▶ Your instructions: What follows is a set of records, each of which is to be written out exactly.

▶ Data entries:
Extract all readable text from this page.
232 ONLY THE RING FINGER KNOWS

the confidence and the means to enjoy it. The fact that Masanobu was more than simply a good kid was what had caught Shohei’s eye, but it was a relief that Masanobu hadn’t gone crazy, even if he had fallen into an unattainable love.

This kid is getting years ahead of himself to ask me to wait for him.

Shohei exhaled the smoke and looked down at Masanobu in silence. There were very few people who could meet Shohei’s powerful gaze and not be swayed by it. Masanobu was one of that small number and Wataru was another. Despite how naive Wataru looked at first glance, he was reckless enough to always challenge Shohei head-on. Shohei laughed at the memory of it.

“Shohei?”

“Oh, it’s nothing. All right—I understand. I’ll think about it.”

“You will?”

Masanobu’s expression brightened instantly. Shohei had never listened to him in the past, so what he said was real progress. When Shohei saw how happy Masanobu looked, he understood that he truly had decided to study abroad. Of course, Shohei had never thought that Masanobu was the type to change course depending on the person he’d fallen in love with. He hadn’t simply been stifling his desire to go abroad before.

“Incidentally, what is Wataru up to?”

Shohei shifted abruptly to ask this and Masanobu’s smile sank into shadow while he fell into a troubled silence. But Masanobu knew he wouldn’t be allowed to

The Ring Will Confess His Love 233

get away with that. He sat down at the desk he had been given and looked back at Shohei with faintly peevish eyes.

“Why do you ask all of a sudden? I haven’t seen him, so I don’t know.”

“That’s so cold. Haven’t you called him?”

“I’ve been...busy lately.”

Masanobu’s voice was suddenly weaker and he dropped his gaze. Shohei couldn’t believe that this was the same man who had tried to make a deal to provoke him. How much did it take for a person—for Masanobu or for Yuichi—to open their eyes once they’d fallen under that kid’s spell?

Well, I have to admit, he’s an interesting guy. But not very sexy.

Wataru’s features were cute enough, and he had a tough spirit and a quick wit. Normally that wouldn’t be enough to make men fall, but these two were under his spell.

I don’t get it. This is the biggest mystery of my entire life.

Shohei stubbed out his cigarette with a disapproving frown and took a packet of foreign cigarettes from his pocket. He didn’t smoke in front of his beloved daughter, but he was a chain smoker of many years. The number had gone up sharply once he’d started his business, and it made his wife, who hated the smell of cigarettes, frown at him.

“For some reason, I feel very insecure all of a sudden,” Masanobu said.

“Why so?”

▶ Problem solution:
Extract all readable text from this page.
232 ONLY THE RING FINGER KNOWS

the confidence and the means to enjoy it. The fact that Masanobu was more than simply a good kid was what had caught Shohei’s eye, but it was a relief that Masanobu hadn’t gone crazy, even if he had fallen into an unattainable love.

This kid is getting years ahead of himself to ask me to wait for him.

Shohei exhaled the smoke and looked down at Masanobu in silence. There were very few people who could meet Shohei’s powerful gaze and not be swayed by it. Masanobu was one of that small number and Wataru was another. Despite how naive Wataru looked at first glance, he was reckless enough to always challenge Shohei head-on. Shohei laughed at the memory of it.

“Shohei?”

“Oh, it’s nothing. All right—I understand. I’ll think about it.”

“You will?”

Masanobu’s expression brightened instantly. Shohei had never listened to him in the past, so what he said was real progress. When Shohei saw how happy Masanobu looked, he understood that he truly had decided to study abroad. Of course, Shohei had never thought that Masanobu was the type to change course depending on the person he’d fallen in love with. He hadn’t simply been stifling his desire to go abroad before.

“Incidentally, what is Wataru up to?”

Shohei shifted abruptly to ask this and Masanobu’s smile sank into shadow while he fell into a troubled silence. But Masanobu knew he wouldn’t be allowed to

The Ring Will Confess His Love 233

get away with that. He sat down at the desk he had been given and looked back at Shohei with faintly peevish eyes.

“Why do you ask all of a sudden? I haven’t seen him, so I don’t know.”

“That’s so cold. Haven’t you called him?”

“I’ve been...busy lately.”

Masanobu’s voice was suddenly weaker and he dropped his gaze. Shohei couldn’t believe that this was the same man who had tried to make a deal to provoke him. How much did it take for a person—for Masanobu or for Yuichi—to open their eyes once they’d fallen under that kid’s spell?

Well, I have to admit, he’s an interesting guy. But not very sexy.

Wataru’s features were cute enough, and he had a tough spirit and a quick wit. Normally that wouldn’t be enough to make men fall, but these two were under his spell.

I don’t get it. This is the biggest mystery of my entire life.

Shohei stubbed out his cigarette with a disapproving frown and took a packet of foreign cigarettes from his pocket. He didn’t smoke in front of his beloved daughter, but he was a chain smoker of many years. The number had gone up sharply once he’d started his business, and it made his wife, who hated the smell of cigarettes, frown at him.

“For some reason, I feel very insecure all of a sudden,” Masanobu said.

“Why so?”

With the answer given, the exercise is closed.